— TASK DATA —
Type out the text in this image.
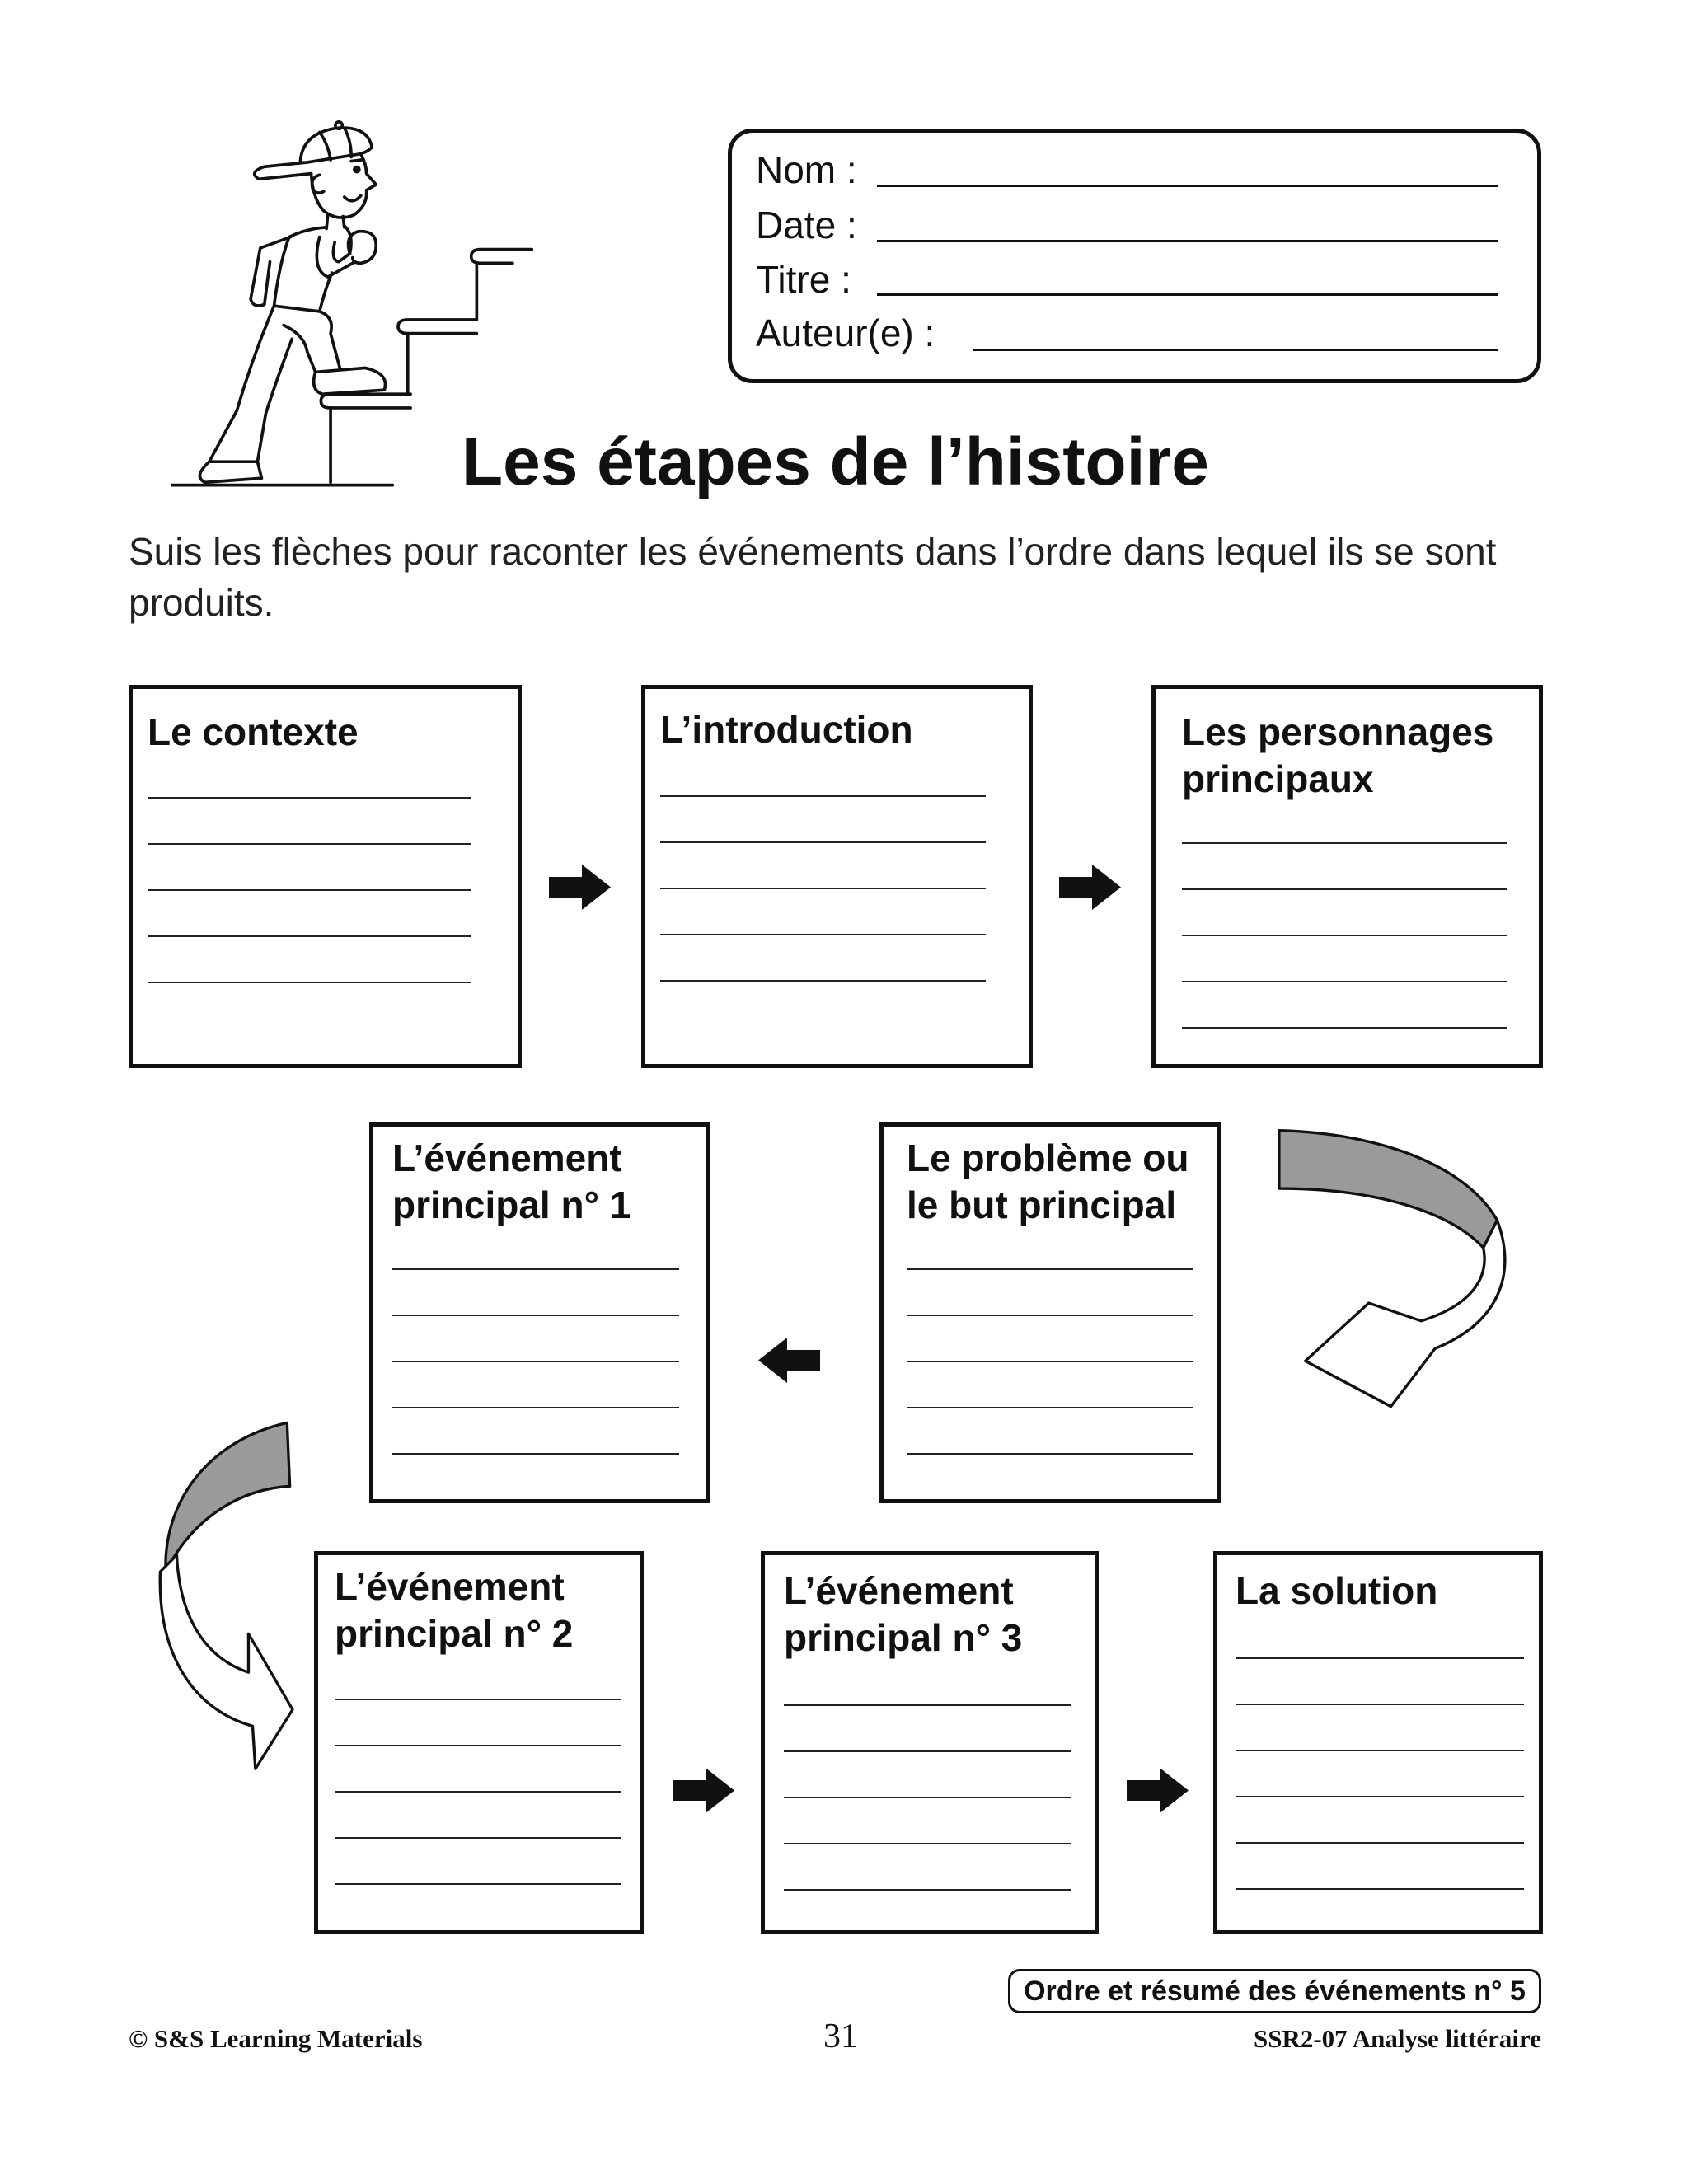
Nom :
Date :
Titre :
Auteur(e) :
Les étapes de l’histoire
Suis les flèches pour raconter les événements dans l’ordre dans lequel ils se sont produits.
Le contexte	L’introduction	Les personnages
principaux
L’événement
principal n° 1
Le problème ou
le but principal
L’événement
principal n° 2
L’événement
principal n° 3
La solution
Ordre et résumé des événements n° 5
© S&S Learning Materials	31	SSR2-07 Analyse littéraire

— TASK TO COMPLETE —
Take every line above carrying "principal" and return it.

— COMPLETE RESPONSE —
principal n° 1
le but principal
principal n° 2
principal n° 3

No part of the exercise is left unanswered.